**THE EXERCISE:** Below you will find a set of lines. Repeat them all exactly.
-------- TASK INPUT --------
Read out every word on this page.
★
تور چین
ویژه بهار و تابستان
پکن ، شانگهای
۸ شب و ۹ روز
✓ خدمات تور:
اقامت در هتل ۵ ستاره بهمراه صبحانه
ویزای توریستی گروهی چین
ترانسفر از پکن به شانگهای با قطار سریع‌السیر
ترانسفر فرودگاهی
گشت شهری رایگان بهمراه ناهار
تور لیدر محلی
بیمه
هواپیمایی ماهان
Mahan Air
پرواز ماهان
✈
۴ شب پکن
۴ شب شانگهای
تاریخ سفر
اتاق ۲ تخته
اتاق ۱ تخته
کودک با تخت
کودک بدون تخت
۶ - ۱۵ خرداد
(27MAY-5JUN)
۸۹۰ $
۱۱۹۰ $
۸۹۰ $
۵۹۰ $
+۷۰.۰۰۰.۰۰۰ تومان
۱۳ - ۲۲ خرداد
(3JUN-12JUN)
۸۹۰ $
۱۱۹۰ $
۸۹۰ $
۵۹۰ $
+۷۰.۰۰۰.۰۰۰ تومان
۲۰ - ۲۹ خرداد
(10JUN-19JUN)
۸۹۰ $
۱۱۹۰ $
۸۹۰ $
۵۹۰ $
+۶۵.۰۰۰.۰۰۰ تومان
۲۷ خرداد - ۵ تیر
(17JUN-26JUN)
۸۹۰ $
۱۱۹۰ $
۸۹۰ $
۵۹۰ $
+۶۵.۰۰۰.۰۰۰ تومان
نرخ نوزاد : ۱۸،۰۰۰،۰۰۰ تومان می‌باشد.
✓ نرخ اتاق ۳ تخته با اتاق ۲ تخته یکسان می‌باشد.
--------
**ANSWER FOR THE TASK:**
Read out every word on this page.
★
تور چین
ویژه بهار و تابستان
پکن ، شانگهای
۸ شب و ۹ روز
✓ خدمات تور:
اقامت در هتل ۵ ستاره بهمراه صبحانه
ویزای توریستی گروهی چین
ترانسفر از پکن به شانگهای با قطار سریع‌السیر
ترانسفر فرودگاهی
گشت شهری رایگان بهمراه ناهار
تور لیدر محلی
بیمه
هواپیمایی ماهان
Mahan Air
پرواز ماهان
✈
۴ شب پکن
۴ شب شانگهای
تاریخ سفر
اتاق ۲ تخته
اتاق ۱ تخته
کودک با تخت
کودک بدون تخت
۶ - ۱۵ خرداد
(27MAY-5JUN)
۸۹۰ $
۱۱۹۰ $
۸۹۰ $
۵۹۰ $
+۷۰.۰۰۰.۰۰۰ تومان
۱۳ - ۲۲ خرداد
(3JUN-12JUN)
۸۹۰ $
۱۱۹۰ $
۸۹۰ $
۵۹۰ $
+۷۰.۰۰۰.۰۰۰ تومان
۲۰ - ۲۹ خرداد
(10JUN-19JUN)
۸۹۰ $
۱۱۹۰ $
۸۹۰ $
۵۹۰ $
+۶۵.۰۰۰.۰۰۰ تومان
۲۷ خرداد - ۵ تیر
(17JUN-26JUN)
۸۹۰ $
۱۱۹۰ $
۸۹۰ $
۵۹۰ $
+۶۵.۰۰۰.۰۰۰ تومان
نرخ نوزاد : ۱۸،۰۰۰،۰۰۰ تومان می‌باشد.
✓ نرخ اتاق ۳ تخته با اتاق ۲ تخته یکسان می‌باشد.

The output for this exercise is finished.